-- Begin --

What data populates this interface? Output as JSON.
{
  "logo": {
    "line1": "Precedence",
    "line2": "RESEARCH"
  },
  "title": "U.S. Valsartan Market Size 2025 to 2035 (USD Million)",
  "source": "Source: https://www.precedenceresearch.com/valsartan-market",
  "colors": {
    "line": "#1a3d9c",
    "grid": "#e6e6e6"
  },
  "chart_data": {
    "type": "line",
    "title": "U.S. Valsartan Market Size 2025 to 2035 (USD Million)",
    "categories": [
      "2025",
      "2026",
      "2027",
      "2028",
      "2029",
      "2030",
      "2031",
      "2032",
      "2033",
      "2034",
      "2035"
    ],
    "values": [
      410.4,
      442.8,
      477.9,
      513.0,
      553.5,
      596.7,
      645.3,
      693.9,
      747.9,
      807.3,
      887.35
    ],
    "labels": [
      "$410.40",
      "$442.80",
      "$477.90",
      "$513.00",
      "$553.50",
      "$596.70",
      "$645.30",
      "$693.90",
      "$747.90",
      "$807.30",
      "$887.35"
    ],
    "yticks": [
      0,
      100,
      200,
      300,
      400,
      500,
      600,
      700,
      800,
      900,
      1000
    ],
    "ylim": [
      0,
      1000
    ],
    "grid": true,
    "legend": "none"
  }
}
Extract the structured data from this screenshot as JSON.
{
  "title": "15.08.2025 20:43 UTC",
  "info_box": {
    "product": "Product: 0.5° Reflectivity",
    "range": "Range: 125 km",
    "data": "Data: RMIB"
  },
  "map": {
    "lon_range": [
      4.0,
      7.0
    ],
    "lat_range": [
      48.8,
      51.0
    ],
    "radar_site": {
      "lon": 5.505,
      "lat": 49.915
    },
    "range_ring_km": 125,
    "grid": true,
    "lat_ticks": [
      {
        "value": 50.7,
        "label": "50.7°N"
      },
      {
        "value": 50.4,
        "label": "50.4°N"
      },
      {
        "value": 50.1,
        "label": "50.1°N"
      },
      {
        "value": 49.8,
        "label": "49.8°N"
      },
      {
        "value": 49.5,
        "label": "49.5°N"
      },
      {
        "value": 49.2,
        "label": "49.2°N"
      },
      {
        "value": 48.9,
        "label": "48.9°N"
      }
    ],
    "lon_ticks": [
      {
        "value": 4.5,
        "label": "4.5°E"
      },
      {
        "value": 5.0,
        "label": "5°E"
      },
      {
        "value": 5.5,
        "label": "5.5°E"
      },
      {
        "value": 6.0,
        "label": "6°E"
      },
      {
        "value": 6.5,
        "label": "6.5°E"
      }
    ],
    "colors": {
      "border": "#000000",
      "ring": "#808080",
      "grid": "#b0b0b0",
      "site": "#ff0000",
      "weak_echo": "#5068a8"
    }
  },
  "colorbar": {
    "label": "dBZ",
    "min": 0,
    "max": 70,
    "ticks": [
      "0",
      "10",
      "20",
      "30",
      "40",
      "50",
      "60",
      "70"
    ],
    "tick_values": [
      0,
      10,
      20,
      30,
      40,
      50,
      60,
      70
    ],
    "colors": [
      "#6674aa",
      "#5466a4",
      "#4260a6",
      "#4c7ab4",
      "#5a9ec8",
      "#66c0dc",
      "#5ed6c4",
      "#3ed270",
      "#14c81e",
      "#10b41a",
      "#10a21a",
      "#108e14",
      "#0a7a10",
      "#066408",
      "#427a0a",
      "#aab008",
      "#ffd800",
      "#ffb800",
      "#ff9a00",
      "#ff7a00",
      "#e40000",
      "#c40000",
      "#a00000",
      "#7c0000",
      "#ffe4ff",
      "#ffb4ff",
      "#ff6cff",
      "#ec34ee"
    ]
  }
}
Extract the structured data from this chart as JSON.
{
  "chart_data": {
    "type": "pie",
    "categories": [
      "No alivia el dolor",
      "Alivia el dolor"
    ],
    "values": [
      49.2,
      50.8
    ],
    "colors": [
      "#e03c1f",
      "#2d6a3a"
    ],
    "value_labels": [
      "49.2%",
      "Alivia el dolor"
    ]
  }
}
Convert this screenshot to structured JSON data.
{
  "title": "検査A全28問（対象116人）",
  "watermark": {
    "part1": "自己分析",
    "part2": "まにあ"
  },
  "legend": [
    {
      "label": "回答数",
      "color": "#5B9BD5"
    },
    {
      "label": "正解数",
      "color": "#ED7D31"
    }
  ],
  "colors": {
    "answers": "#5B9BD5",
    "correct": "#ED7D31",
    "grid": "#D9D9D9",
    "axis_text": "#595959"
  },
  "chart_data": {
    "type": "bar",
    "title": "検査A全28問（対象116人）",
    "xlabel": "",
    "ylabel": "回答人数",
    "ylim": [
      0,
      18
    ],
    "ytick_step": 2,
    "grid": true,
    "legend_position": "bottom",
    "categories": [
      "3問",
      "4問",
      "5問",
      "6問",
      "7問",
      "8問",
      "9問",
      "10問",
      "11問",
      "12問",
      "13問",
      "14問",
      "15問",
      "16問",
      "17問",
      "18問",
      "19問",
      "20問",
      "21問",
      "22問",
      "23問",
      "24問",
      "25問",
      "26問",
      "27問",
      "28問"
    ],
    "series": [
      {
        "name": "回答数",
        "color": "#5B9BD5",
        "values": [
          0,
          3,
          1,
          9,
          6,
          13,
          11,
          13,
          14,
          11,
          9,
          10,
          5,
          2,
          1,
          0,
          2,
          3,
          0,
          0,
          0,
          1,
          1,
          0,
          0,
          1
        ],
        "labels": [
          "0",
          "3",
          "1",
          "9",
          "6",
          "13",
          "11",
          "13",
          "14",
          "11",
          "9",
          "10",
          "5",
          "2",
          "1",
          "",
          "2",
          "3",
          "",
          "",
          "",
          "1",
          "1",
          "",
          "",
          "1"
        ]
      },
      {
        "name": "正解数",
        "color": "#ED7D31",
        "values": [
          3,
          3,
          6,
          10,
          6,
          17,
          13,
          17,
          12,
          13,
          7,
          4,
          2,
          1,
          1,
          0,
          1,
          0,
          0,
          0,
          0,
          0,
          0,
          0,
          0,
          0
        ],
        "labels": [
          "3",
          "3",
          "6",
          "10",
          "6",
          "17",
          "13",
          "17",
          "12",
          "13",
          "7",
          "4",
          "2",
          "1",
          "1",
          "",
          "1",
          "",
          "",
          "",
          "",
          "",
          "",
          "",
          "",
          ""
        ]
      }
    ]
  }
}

-- End --

▶ _Do this_
Restate every line of the data word for word.

▶ _Final result_
What data populates this interface? Output as JSON.
{
  "logo": {
    "line1": "Precedence",
    "line2": "RESEARCH"
  },
  "title": "U.S. Valsartan Market Size 2025 to 2035 (USD Million)",
  "source": "Source: https://www.precedenceresearch.com/valsartan-market",
  "colors": {
    "line": "#1a3d9c",
    "grid": "#e6e6e6"
  },
  "chart_data": {
    "type": "line",
    "title": "U.S. Valsartan Market Size 2025 to 2035 (USD Million)",
    "categories": [
      "2025",
      "2026",
      "2027",
      "2028",
      "2029",
      "2030",
      "2031",
      "2032",
      "2033",
      "2034",
      "2035"
    ],
    "values": [
      410.4,
      442.8,
      477.9,
      513.0,
      553.5,
      596.7,
      645.3,
      693.9,
      747.9,
      807.3,
      887.35
    ],
    "labels": [
      "$410.40",
      "$442.80",
      "$477.90",
      "$513.00",
      "$553.50",
      "$596.70",
      "$645.30",
      "$693.90",
      "$747.90",
      "$807.30",
      "$887.35"
    ],
    "yticks": [
      0,
      100,
      200,
      300,
      400,
      500,
      600,
      700,
      800,
      900,
      1000
    ],
    "ylim": [
      0,
      1000
    ],
    "grid": true,
    "legend": "none"
  }
}
Extract the structured data from this screenshot as JSON.
{
  "title": "15.08.2025 20:43 UTC",
  "info_box": {
    "product": "Product: 0.5° Reflectivity",
    "range": "Range: 125 km",
    "data": "Data: RMIB"
  },
  "map": {
    "lon_range": [
      4.0,
      7.0
    ],
    "lat_range": [
      48.8,
      51.0
    ],
    "radar_site": {
      "lon": 5.505,
      "lat": 49.915
    },
    "range_ring_km": 125,
    "grid": true,
    "lat_ticks": [
      {
        "value": 50.7,
        "label": "50.7°N"
      },
      {
        "value": 50.4,
        "label": "50.4°N"
      },
      {
        "value": 50.1,
        "label": "50.1°N"
      },
      {
        "value": 49.8,
        "label": "49.8°N"
      },
      {
        "value": 49.5,
        "label": "49.5°N"
      },
      {
        "value": 49.2,
        "label": "49.2°N"
      },
      {
        "value": 48.9,
        "label": "48.9°N"
      }
    ],
    "lon_ticks": [
      {
        "value": 4.5,
        "label": "4.5°E"
      },
      {
        "value": 5.0,
        "label": "5°E"
      },
      {
        "value": 5.5,
        "label": "5.5°E"
      },
      {
        "value": 6.0,
        "label": "6°E"
      },
      {
        "value": 6.5,
        "label": "6.5°E"
      }
    ],
    "colors": {
      "border": "#000000",
      "ring": "#808080",
      "grid": "#b0b0b0",
      "site": "#ff0000",
      "weak_echo": "#5068a8"
    }
  },
  "colorbar": {
    "label": "dBZ",
    "min": 0,
    "max": 70,
    "ticks": [
      "0",
      "10",
      "20",
      "30",
      "40",
      "50",
      "60",
      "70"
    ],
    "tick_values": [
      0,
      10,
      20,
      30,
      40,
      50,
      60,
      70
    ],
    "colors": [
      "#6674aa",
      "#5466a4",
      "#4260a6",
      "#4c7ab4",
      "#5a9ec8",
      "#66c0dc",
      "#5ed6c4",
      "#3ed270",
      "#14c81e",
      "#10b41a",
      "#10a21a",
      "#108e14",
      "#0a7a10",
      "#066408",
      "#427a0a",
      "#aab008",
      "#ffd800",
      "#ffb800",
      "#ff9a00",
      "#ff7a00",
      "#e40000",
      "#c40000",
      "#a00000",
      "#7c0000",
      "#ffe4ff",
      "#ffb4ff",
      "#ff6cff",
      "#ec34ee"
    ]
  }
}
Extract the structured data from this chart as JSON.
{
  "chart_data": {
    "type": "pie",
    "categories": [
      "No alivia el dolor",
      "Alivia el dolor"
    ],
    "values": [
      49.2,
      50.8
    ],
    "colors": [
      "#e03c1f",
      "#2d6a3a"
    ],
    "value_labels": [
      "49.2%",
      "Alivia el dolor"
    ]
  }
}
Convert this screenshot to structured JSON data.
{
  "title": "検査A全28問（対象116人）",
  "watermark": {
    "part1": "自己分析",
    "part2": "まにあ"
  },
  "legend": [
    {
      "label": "回答数",
      "color": "#5B9BD5"
    },
    {
      "label": "正解数",
      "color": "#ED7D31"
    }
  ],
  "colors": {
    "answers": "#5B9BD5",
    "correct": "#ED7D31",
    "grid": "#D9D9D9",
    "axis_text": "#595959"
  },
  "chart_data": {
    "type": "bar",
    "title": "検査A全28問（対象116人）",
    "xlabel": "",
    "ylabel": "回答人数",
    "ylim": [
      0,
      18
    ],
    "ytick_step": 2,
    "grid": true,
    "legend_position": "bottom",
    "categories": [
      "3問",
      "4問",
      "5問",
      "6問",
      "7問",
      "8問",
      "9問",
      "10問",
      "11問",
      "12問",
      "13問",
      "14問",
      "15問",
      "16問",
      "17問",
      "18問",
      "19問",
      "20問",
      "21問",
      "22問",
      "23問",
      "24問",
      "25問",
      "26問",
      "27問",
      "28問"
    ],
    "series": [
      {
        "name": "回答数",
        "color": "#5B9BD5",
        "values": [
          0,
          3,
          1,
          9,
          6,
          13,
          11,
          13,
          14,
          11,
          9,
          10,
          5,
          2,
          1,
          0,
          2,
          3,
          0,
          0,
          0,
          1,
          1,
          0,
          0,
          1
        ],
        "labels": [
          "0",
          "3",
          "1",
          "9",
          "6",
          "13",
          "11",
          "13",
          "14",
          "11",
          "9",
          "10",
          "5",
          "2",
          "1",
          "",
          "2",
          "3",
          "",
          "",
          "",
          "1",
          "1",
          "",
          "",
          "1"
        ]
      },
      {
        "name": "正解数",
        "color": "#ED7D31",
        "values": [
          3,
          3,
          6,
          10,
          6,
          17,
          13,
          17,
          12,
          13,
          7,
          4,
          2,
          1,
          1,
          0,
          1,
          0,
          0,
          0,
          0,
          0,
          0,
          0,
          0,
          0
        ],
        "labels": [
          "3",
          "3",
          "6",
          "10",
          "6",
          "17",
          "13",
          "17",
          "12",
          "13",
          "7",
          "4",
          "2",
          "1",
          "1",
          "",
          "1",
          "",
          "",
          "",
          "",
          "",
          "",
          "",
          "",
          ""
        ]
      }
    ]
  }
}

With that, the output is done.